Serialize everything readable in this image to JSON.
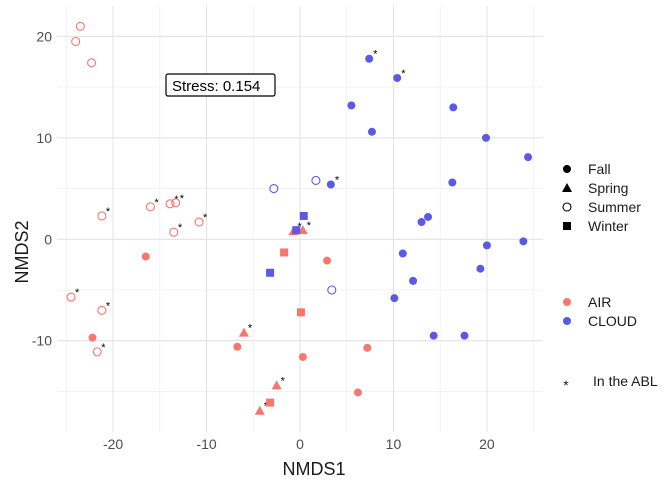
{
  "chart_data": {
    "type": "scatter",
    "xlabel": "NMDS1",
    "ylabel": "NMDS2",
    "xlim": [
      -26,
      26
    ],
    "ylim": [
      -19,
      23
    ],
    "xticks": [
      -20,
      -10,
      0,
      10,
      20
    ],
    "yticks": [
      -10,
      0,
      10,
      20
    ],
    "grid": true,
    "annotation": "Stress:  0.154",
    "colors": {
      "AIR": "#f8766d",
      "CLOUD": "#5b5ae8"
    },
    "legend_shape": {
      "items": [
        {
          "label": "Fall",
          "shape": "circle-filled"
        },
        {
          "label": "Spring",
          "shape": "triangle-filled"
        },
        {
          "label": "Summer",
          "shape": "circle-open"
        },
        {
          "label": "Winter",
          "shape": "square-filled"
        }
      ]
    },
    "legend_color": {
      "items": [
        {
          "label": "AIR",
          "color": "#f8766d"
        },
        {
          "label": "CLOUD",
          "color": "#5b5ae8"
        }
      ]
    },
    "legend_abl": {
      "symbol": "*",
      "label": "In the ABL"
    },
    "points": [
      {
        "x": -23.5,
        "y": 21.0,
        "shape": "circle-open",
        "group": "AIR",
        "abl": false
      },
      {
        "x": -24.0,
        "y": 19.5,
        "shape": "circle-open",
        "group": "AIR",
        "abl": false
      },
      {
        "x": -22.3,
        "y": 17.4,
        "shape": "circle-open",
        "group": "AIR",
        "abl": false
      },
      {
        "x": -21.2,
        "y": 2.3,
        "shape": "circle-open",
        "group": "AIR",
        "abl": true
      },
      {
        "x": -16.0,
        "y": 3.2,
        "shape": "circle-open",
        "group": "AIR",
        "abl": true
      },
      {
        "x": -13.9,
        "y": 3.5,
        "shape": "circle-open",
        "group": "AIR",
        "abl": true
      },
      {
        "x": -13.3,
        "y": 3.6,
        "shape": "circle-open",
        "group": "AIR",
        "abl": true
      },
      {
        "x": -13.5,
        "y": 0.7,
        "shape": "circle-open",
        "group": "AIR",
        "abl": true
      },
      {
        "x": -10.8,
        "y": 1.7,
        "shape": "circle-open",
        "group": "AIR",
        "abl": true
      },
      {
        "x": -24.5,
        "y": -5.7,
        "shape": "circle-open",
        "group": "AIR",
        "abl": true
      },
      {
        "x": -21.2,
        "y": -7.0,
        "shape": "circle-open",
        "group": "AIR",
        "abl": true
      },
      {
        "x": -21.7,
        "y": -11.1,
        "shape": "circle-open",
        "group": "AIR",
        "abl": true
      },
      {
        "x": -16.5,
        "y": -1.7,
        "shape": "circle-filled",
        "group": "AIR",
        "abl": false
      },
      {
        "x": -22.2,
        "y": -9.7,
        "shape": "circle-filled",
        "group": "AIR",
        "abl": false
      },
      {
        "x": -6.7,
        "y": -10.6,
        "shape": "circle-filled",
        "group": "AIR",
        "abl": false
      },
      {
        "x": 2.9,
        "y": -2.1,
        "shape": "circle-filled",
        "group": "AIR",
        "abl": false
      },
      {
        "x": 0.3,
        "y": -11.6,
        "shape": "circle-filled",
        "group": "AIR",
        "abl": false
      },
      {
        "x": 7.2,
        "y": -10.7,
        "shape": "circle-filled",
        "group": "AIR",
        "abl": false
      },
      {
        "x": 6.2,
        "y": -15.1,
        "shape": "circle-filled",
        "group": "AIR",
        "abl": false
      },
      {
        "x": -6.0,
        "y": -9.2,
        "shape": "triangle-filled",
        "group": "AIR",
        "abl": true
      },
      {
        "x": -2.5,
        "y": -14.4,
        "shape": "triangle-filled",
        "group": "AIR",
        "abl": true
      },
      {
        "x": -4.3,
        "y": -16.9,
        "shape": "triangle-filled",
        "group": "AIR",
        "abl": true
      },
      {
        "x": -0.7,
        "y": 0.8,
        "shape": "triangle-filled",
        "group": "AIR",
        "abl": true
      },
      {
        "x": 0.3,
        "y": 0.9,
        "shape": "triangle-filled",
        "group": "AIR",
        "abl": true
      },
      {
        "x": -1.7,
        "y": -1.3,
        "shape": "square-filled",
        "group": "AIR",
        "abl": false
      },
      {
        "x": 0.1,
        "y": -7.2,
        "shape": "square-filled",
        "group": "AIR",
        "abl": false
      },
      {
        "x": -3.2,
        "y": -16.1,
        "shape": "square-filled",
        "group": "AIR",
        "abl": false
      },
      {
        "x": -2.8,
        "y": 5.0,
        "shape": "circle-open",
        "group": "CLOUD",
        "abl": false
      },
      {
        "x": 1.7,
        "y": 5.8,
        "shape": "circle-open",
        "group": "CLOUD",
        "abl": false
      },
      {
        "x": 3.4,
        "y": -5.0,
        "shape": "circle-open",
        "group": "CLOUD",
        "abl": false
      },
      {
        "x": 7.4,
        "y": 17.8,
        "shape": "circle-filled",
        "group": "CLOUD",
        "abl": true
      },
      {
        "x": 10.4,
        "y": 15.9,
        "shape": "circle-filled",
        "group": "CLOUD",
        "abl": true
      },
      {
        "x": 5.5,
        "y": 13.2,
        "shape": "circle-filled",
        "group": "CLOUD",
        "abl": false
      },
      {
        "x": 7.7,
        "y": 10.6,
        "shape": "circle-filled",
        "group": "CLOUD",
        "abl": false
      },
      {
        "x": 3.3,
        "y": 5.4,
        "shape": "circle-filled",
        "group": "CLOUD",
        "abl": true
      },
      {
        "x": 16.4,
        "y": 13.0,
        "shape": "circle-filled",
        "group": "CLOUD",
        "abl": false
      },
      {
        "x": 19.9,
        "y": 10.0,
        "shape": "circle-filled",
        "group": "CLOUD",
        "abl": false
      },
      {
        "x": 24.4,
        "y": 8.1,
        "shape": "circle-filled",
        "group": "CLOUD",
        "abl": false
      },
      {
        "x": 16.3,
        "y": 5.6,
        "shape": "circle-filled",
        "group": "CLOUD",
        "abl": false
      },
      {
        "x": 13.7,
        "y": 2.2,
        "shape": "circle-filled",
        "group": "CLOUD",
        "abl": false
      },
      {
        "x": 13.0,
        "y": 1.7,
        "shape": "circle-filled",
        "group": "CLOUD",
        "abl": false
      },
      {
        "x": 11.0,
        "y": -1.4,
        "shape": "circle-filled",
        "group": "CLOUD",
        "abl": false
      },
      {
        "x": 20.0,
        "y": -0.6,
        "shape": "circle-filled",
        "group": "CLOUD",
        "abl": false
      },
      {
        "x": 23.9,
        "y": -0.2,
        "shape": "circle-filled",
        "group": "CLOUD",
        "abl": false
      },
      {
        "x": 19.3,
        "y": -2.9,
        "shape": "circle-filled",
        "group": "CLOUD",
        "abl": false
      },
      {
        "x": 12.1,
        "y": -4.1,
        "shape": "circle-filled",
        "group": "CLOUD",
        "abl": false
      },
      {
        "x": 10.1,
        "y": -5.8,
        "shape": "circle-filled",
        "group": "CLOUD",
        "abl": false
      },
      {
        "x": 14.3,
        "y": -9.5,
        "shape": "circle-filled",
        "group": "CLOUD",
        "abl": false
      },
      {
        "x": 17.6,
        "y": -9.5,
        "shape": "circle-filled",
        "group": "CLOUD",
        "abl": false
      },
      {
        "x": 0.4,
        "y": 2.3,
        "shape": "square-filled",
        "group": "CLOUD",
        "abl": false
      },
      {
        "x": -0.4,
        "y": 0.9,
        "shape": "square-filled",
        "group": "CLOUD",
        "abl": false
      },
      {
        "x": -3.2,
        "y": -3.3,
        "shape": "square-filled",
        "group": "CLOUD",
        "abl": false
      }
    ]
  }
}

**Written exercise**
Output all of the records exactly as they appear above, but not the pictures.

**Output for this exercise**
Serialize everything readable in this image to JSON.
{
  "chart_data": {
    "type": "scatter",
    "xlabel": "NMDS1",
    "ylabel": "NMDS2",
    "xlim": [
      -26,
      26
    ],
    "ylim": [
      -19,
      23
    ],
    "xticks": [
      -20,
      -10,
      0,
      10,
      20
    ],
    "yticks": [
      -10,
      0,
      10,
      20
    ],
    "grid": true,
    "annotation": "Stress:  0.154",
    "colors": {
      "AIR": "#f8766d",
      "CLOUD": "#5b5ae8"
    },
    "legend_shape": {
      "items": [
        {
          "label": "Fall",
          "shape": "circle-filled"
        },
        {
          "label": "Spring",
          "shape": "triangle-filled"
        },
        {
          "label": "Summer",
          "shape": "circle-open"
        },
        {
          "label": "Winter",
          "shape": "square-filled"
        }
      ]
    },
    "legend_color": {
      "items": [
        {
          "label": "AIR",
          "color": "#f8766d"
        },
        {
          "label": "CLOUD",
          "color": "#5b5ae8"
        }
      ]
    },
    "legend_abl": {
      "symbol": "*",
      "label": "In the ABL"
    },
    "points": [
      {
        "x": -23.5,
        "y": 21.0,
        "shape": "circle-open",
        "group": "AIR",
        "abl": false
      },
      {
        "x": -24.0,
        "y": 19.5,
        "shape": "circle-open",
        "group": "AIR",
        "abl": false
      },
      {
        "x": -22.3,
        "y": 17.4,
        "shape": "circle-open",
        "group": "AIR",
        "abl": false
      },
      {
        "x": -21.2,
        "y": 2.3,
        "shape": "circle-open",
        "group": "AIR",
        "abl": true
      },
      {
        "x": -16.0,
        "y": 3.2,
        "shape": "circle-open",
        "group": "AIR",
        "abl": true
      },
      {
        "x": -13.9,
        "y": 3.5,
        "shape": "circle-open",
        "group": "AIR",
        "abl": true
      },
      {
        "x": -13.3,
        "y": 3.6,
        "shape": "circle-open",
        "group": "AIR",
        "abl": true
      },
      {
        "x": -13.5,
        "y": 0.7,
        "shape": "circle-open",
        "group": "AIR",
        "abl": true
      },
      {
        "x": -10.8,
        "y": 1.7,
        "shape": "circle-open",
        "group": "AIR",
        "abl": true
      },
      {
        "x": -24.5,
        "y": -5.7,
        "shape": "circle-open",
        "group": "AIR",
        "abl": true
      },
      {
        "x": -21.2,
        "y": -7.0,
        "shape": "circle-open",
        "group": "AIR",
        "abl": true
      },
      {
        "x": -21.7,
        "y": -11.1,
        "shape": "circle-open",
        "group": "AIR",
        "abl": true
      },
      {
        "x": -16.5,
        "y": -1.7,
        "shape": "circle-filled",
        "group": "AIR",
        "abl": false
      },
      {
        "x": -22.2,
        "y": -9.7,
        "shape": "circle-filled",
        "group": "AIR",
        "abl": false
      },
      {
        "x": -6.7,
        "y": -10.6,
        "shape": "circle-filled",
        "group": "AIR",
        "abl": false
      },
      {
        "x": 2.9,
        "y": -2.1,
        "shape": "circle-filled",
        "group": "AIR",
        "abl": false
      },
      {
        "x": 0.3,
        "y": -11.6,
        "shape": "circle-filled",
        "group": "AIR",
        "abl": false
      },
      {
        "x": 7.2,
        "y": -10.7,
        "shape": "circle-filled",
        "group": "AIR",
        "abl": false
      },
      {
        "x": 6.2,
        "y": -15.1,
        "shape": "circle-filled",
        "group": "AIR",
        "abl": false
      },
      {
        "x": -6.0,
        "y": -9.2,
        "shape": "triangle-filled",
        "group": "AIR",
        "abl": true
      },
      {
        "x": -2.5,
        "y": -14.4,
        "shape": "triangle-filled",
        "group": "AIR",
        "abl": true
      },
      {
        "x": -4.3,
        "y": -16.9,
        "shape": "triangle-filled",
        "group": "AIR",
        "abl": true
      },
      {
        "x": -0.7,
        "y": 0.8,
        "shape": "triangle-filled",
        "group": "AIR",
        "abl": true
      },
      {
        "x": 0.3,
        "y": 0.9,
        "shape": "triangle-filled",
        "group": "AIR",
        "abl": true
      },
      {
        "x": -1.7,
        "y": -1.3,
        "shape": "square-filled",
        "group": "AIR",
        "abl": false
      },
      {
        "x": 0.1,
        "y": -7.2,
        "shape": "square-filled",
        "group": "AIR",
        "abl": false
      },
      {
        "x": -3.2,
        "y": -16.1,
        "shape": "square-filled",
        "group": "AIR",
        "abl": false
      },
      {
        "x": -2.8,
        "y": 5.0,
        "shape": "circle-open",
        "group": "CLOUD",
        "abl": false
      },
      {
        "x": 1.7,
        "y": 5.8,
        "shape": "circle-open",
        "group": "CLOUD",
        "abl": false
      },
      {
        "x": 3.4,
        "y": -5.0,
        "shape": "circle-open",
        "group": "CLOUD",
        "abl": false
      },
      {
        "x": 7.4,
        "y": 17.8,
        "shape": "circle-filled",
        "group": "CLOUD",
        "abl": true
      },
      {
        "x": 10.4,
        "y": 15.9,
        "shape": "circle-filled",
        "group": "CLOUD",
        "abl": true
      },
      {
        "x": 5.5,
        "y": 13.2,
        "shape": "circle-filled",
        "group": "CLOUD",
        "abl": false
      },
      {
        "x": 7.7,
        "y": 10.6,
        "shape": "circle-filled",
        "group": "CLOUD",
        "abl": false
      },
      {
        "x": 3.3,
        "y": 5.4,
        "shape": "circle-filled",
        "group": "CLOUD",
        "abl": true
      },
      {
        "x": 16.4,
        "y": 13.0,
        "shape": "circle-filled",
        "group": "CLOUD",
        "abl": false
      },
      {
        "x": 19.9,
        "y": 10.0,
        "shape": "circle-filled",
        "group": "CLOUD",
        "abl": false
      },
      {
        "x": 24.4,
        "y": 8.1,
        "shape": "circle-filled",
        "group": "CLOUD",
        "abl": false
      },
      {
        "x": 16.3,
        "y": 5.6,
        "shape": "circle-filled",
        "group": "CLOUD",
        "abl": false
      },
      {
        "x": 13.7,
        "y": 2.2,
        "shape": "circle-filled",
        "group": "CLOUD",
        "abl": false
      },
      {
        "x": 13.0,
        "y": 1.7,
        "shape": "circle-filled",
        "group": "CLOUD",
        "abl": false
      },
      {
        "x": 11.0,
        "y": -1.4,
        "shape": "circle-filled",
        "group": "CLOUD",
        "abl": false
      },
      {
        "x": 20.0,
        "y": -0.6,
        "shape": "circle-filled",
        "group": "CLOUD",
        "abl": false
      },
      {
        "x": 23.9,
        "y": -0.2,
        "shape": "circle-filled",
        "group": "CLOUD",
        "abl": false
      },
      {
        "x": 19.3,
        "y": -2.9,
        "shape": "circle-filled",
        "group": "CLOUD",
        "abl": false
      },
      {
        "x": 12.1,
        "y": -4.1,
        "shape": "circle-filled",
        "group": "CLOUD",
        "abl": false
      },
      {
        "x": 10.1,
        "y": -5.8,
        "shape": "circle-filled",
        "group": "CLOUD",
        "abl": false
      },
      {
        "x": 14.3,
        "y": -9.5,
        "shape": "circle-filled",
        "group": "CLOUD",
        "abl": false
      },
      {
        "x": 17.6,
        "y": -9.5,
        "shape": "circle-filled",
        "group": "CLOUD",
        "abl": false
      },
      {
        "x": 0.4,
        "y": 2.3,
        "shape": "square-filled",
        "group": "CLOUD",
        "abl": false
      },
      {
        "x": -0.4,
        "y": 0.9,
        "shape": "square-filled",
        "group": "CLOUD",
        "abl": false
      },
      {
        "x": -3.2,
        "y": -3.3,
        "shape": "square-filled",
        "group": "CLOUD",
        "abl": false
      }
    ]
  }
}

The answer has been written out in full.